* [Task requirements] Would you retype, word for word, the line with "Extract the chart's" and every line after it through the end of the records below?

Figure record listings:

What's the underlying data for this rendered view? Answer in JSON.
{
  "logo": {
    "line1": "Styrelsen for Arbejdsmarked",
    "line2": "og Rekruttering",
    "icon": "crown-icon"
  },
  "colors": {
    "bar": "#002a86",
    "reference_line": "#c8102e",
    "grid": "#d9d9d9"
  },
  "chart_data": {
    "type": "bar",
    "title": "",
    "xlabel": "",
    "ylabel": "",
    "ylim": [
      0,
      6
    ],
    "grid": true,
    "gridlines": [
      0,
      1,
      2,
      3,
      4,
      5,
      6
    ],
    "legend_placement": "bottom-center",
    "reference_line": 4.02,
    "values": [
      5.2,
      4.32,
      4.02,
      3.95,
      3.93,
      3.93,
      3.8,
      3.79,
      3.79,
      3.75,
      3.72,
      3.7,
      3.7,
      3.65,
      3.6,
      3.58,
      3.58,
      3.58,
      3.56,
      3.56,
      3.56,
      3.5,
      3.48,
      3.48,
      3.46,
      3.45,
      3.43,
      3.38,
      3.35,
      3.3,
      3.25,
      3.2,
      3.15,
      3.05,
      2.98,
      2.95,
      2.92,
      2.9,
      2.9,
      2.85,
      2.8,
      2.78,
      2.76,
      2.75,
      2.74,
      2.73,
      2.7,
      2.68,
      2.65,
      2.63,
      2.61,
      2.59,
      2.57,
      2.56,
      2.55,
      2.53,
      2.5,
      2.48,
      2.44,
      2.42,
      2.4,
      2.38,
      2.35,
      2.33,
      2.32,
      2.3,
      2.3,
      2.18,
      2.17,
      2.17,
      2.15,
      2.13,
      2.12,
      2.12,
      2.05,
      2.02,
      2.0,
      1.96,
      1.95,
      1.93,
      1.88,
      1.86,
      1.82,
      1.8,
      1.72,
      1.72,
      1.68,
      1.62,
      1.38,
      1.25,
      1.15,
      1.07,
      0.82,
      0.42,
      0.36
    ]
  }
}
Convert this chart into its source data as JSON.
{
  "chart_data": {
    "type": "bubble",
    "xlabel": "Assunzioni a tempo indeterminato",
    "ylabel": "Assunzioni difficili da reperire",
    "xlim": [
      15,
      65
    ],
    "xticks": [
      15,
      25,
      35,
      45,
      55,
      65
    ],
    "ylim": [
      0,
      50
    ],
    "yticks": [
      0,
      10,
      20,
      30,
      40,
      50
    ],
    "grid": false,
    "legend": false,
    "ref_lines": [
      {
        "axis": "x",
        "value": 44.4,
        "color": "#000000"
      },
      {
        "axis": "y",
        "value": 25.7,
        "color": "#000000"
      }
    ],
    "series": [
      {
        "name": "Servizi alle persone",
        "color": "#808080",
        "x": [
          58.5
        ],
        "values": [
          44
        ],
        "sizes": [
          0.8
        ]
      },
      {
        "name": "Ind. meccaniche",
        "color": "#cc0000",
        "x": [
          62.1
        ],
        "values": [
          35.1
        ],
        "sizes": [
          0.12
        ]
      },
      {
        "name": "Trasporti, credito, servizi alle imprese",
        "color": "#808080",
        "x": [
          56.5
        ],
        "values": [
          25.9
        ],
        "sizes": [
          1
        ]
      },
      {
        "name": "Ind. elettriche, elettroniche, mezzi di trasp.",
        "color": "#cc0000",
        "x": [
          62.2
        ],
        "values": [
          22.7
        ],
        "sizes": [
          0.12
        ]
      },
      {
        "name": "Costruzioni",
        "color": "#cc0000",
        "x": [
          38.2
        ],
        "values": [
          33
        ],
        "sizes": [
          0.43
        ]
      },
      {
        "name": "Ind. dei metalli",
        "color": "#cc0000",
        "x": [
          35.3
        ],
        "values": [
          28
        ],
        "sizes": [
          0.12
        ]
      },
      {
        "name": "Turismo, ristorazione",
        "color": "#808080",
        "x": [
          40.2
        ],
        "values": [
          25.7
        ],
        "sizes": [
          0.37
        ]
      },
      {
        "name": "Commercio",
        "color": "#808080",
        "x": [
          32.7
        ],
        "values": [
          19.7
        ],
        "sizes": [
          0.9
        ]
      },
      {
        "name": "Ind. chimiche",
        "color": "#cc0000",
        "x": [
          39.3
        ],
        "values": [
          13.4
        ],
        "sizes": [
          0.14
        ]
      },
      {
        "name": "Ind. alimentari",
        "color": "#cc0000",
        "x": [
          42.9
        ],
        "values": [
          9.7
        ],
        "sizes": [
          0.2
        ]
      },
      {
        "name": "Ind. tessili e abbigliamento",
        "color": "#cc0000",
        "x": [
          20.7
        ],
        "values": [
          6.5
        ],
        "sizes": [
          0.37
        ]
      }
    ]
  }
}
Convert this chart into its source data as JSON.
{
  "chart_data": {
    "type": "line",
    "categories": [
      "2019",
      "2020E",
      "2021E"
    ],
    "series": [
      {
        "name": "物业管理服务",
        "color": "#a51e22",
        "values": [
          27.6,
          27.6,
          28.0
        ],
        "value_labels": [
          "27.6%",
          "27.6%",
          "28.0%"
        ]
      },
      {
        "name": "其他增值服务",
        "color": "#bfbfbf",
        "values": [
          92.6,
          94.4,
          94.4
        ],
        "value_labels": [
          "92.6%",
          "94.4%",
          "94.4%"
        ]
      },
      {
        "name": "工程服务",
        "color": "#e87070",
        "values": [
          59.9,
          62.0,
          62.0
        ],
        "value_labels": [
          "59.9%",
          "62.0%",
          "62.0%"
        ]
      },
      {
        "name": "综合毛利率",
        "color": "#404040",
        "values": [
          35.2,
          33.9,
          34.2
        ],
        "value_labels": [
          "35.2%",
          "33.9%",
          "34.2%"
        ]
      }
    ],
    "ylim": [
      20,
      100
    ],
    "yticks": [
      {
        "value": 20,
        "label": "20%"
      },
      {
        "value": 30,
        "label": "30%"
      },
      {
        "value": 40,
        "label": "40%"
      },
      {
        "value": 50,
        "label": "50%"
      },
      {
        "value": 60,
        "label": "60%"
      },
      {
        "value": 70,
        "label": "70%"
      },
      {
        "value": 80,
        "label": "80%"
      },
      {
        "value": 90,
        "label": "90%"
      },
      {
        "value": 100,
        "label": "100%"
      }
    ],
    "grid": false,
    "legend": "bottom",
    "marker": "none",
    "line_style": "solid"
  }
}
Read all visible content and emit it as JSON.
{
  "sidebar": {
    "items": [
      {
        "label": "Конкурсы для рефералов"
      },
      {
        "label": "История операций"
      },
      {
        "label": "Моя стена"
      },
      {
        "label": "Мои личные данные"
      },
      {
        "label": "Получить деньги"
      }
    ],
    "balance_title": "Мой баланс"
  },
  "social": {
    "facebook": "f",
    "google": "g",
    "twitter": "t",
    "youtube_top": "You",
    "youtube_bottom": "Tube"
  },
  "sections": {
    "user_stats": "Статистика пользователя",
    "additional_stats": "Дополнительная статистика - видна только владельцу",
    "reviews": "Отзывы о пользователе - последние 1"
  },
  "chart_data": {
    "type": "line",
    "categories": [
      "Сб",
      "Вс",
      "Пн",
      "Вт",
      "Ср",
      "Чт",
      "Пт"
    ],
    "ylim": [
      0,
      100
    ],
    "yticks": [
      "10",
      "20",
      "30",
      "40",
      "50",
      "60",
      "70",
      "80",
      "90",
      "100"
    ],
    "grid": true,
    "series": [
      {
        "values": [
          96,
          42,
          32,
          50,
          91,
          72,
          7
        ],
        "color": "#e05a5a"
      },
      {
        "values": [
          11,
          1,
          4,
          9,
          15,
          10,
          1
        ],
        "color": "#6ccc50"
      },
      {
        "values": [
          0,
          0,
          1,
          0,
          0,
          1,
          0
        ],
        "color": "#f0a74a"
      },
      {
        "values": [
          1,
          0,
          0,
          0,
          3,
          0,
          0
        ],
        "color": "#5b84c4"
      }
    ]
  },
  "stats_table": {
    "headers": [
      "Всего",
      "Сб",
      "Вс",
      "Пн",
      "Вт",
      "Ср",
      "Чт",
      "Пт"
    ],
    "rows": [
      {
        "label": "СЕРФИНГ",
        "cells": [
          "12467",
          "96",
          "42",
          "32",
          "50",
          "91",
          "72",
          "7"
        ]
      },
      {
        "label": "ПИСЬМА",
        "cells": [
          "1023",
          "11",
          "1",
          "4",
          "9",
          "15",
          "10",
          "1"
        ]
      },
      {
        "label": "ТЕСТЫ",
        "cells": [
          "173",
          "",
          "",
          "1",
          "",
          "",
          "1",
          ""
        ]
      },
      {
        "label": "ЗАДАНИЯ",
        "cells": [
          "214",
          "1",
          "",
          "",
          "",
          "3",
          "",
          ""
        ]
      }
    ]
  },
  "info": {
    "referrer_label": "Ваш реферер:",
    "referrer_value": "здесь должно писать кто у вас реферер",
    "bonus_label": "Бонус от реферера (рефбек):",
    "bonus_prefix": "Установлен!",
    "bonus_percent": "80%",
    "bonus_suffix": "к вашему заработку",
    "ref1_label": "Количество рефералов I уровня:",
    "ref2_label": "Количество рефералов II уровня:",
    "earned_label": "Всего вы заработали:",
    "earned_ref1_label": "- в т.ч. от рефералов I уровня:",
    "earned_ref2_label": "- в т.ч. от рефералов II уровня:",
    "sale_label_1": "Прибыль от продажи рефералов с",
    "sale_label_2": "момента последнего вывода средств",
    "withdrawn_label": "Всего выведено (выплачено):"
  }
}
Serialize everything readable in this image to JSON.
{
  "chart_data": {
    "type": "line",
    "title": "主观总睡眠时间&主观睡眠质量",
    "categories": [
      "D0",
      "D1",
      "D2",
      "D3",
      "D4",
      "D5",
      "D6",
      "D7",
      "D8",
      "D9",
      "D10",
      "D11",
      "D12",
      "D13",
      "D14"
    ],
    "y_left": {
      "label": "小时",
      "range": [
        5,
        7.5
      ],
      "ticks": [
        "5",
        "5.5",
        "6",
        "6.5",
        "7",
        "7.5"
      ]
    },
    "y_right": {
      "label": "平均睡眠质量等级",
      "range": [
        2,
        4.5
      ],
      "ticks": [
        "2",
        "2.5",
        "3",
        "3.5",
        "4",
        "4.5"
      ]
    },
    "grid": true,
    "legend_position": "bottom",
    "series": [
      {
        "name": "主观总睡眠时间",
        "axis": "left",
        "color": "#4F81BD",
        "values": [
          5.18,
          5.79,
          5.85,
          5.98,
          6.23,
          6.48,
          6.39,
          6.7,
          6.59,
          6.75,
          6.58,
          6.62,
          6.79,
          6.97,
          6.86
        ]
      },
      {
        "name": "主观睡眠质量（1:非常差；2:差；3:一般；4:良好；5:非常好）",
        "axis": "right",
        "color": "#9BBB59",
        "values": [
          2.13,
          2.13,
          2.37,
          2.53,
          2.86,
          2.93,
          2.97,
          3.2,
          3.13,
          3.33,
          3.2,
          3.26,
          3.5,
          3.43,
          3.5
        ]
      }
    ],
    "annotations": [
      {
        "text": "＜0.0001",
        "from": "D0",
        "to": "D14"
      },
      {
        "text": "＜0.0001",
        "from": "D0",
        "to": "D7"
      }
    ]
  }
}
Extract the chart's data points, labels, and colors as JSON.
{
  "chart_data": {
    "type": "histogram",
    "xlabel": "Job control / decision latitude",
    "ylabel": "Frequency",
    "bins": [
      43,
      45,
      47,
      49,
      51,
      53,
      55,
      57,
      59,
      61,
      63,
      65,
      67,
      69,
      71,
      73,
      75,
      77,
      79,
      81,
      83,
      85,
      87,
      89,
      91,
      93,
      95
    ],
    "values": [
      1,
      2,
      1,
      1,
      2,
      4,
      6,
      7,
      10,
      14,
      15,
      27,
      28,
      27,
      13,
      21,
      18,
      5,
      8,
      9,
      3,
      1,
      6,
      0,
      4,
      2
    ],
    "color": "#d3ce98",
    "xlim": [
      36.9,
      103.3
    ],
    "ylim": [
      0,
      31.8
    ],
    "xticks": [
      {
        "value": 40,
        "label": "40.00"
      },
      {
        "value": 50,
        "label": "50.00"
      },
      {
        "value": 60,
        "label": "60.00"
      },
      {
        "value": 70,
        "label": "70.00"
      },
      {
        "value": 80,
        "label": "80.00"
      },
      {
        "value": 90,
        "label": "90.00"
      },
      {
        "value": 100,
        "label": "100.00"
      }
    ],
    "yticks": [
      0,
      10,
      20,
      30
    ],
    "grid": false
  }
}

* [Finished answer]
Extract the chart's data points, labels, and colors as JSON.
{
  "chart_data": {
    "type": "histogram",
    "xlabel": "Job control / decision latitude",
    "ylabel": "Frequency",
    "bins": [
      43,
      45,
      47,
      49,
      51,
      53,
      55,
      57,
      59,
      61,
      63,
      65,
      67,
      69,
      71,
      73,
      75,
      77,
      79,
      81,
      83,
      85,
      87,
      89,
      91,
      93,
      95
    ],
    "values": [
      1,
      2,
      1,
      1,
      2,
      4,
      6,
      7,
      10,
      14,
      15,
      27,
      28,
      27,
      13,
      21,
      18,
      5,
      8,
      9,
      3,
      1,
      6,
      0,
      4,
      2
    ],
    "color": "#d3ce98",
    "xlim": [
      36.9,
      103.3
    ],
    "ylim": [
      0,
      31.8
    ],
    "xticks": [
      {
        "value": 40,
        "label": "40.00"
      },
      {
        "value": 50,
        "label": "50.00"
      },
      {
        "value": 60,
        "label": "60.00"
      },
      {
        "value": 70,
        "label": "70.00"
      },
      {
        "value": 80,
        "label": "80.00"
      },
      {
        "value": 90,
        "label": "90.00"
      },
      {
        "value": 100,
        "label": "100.00"
      }
    ],
    "yticks": [
      0,
      10,
      20,
      30
    ],
    "grid": false
  }
}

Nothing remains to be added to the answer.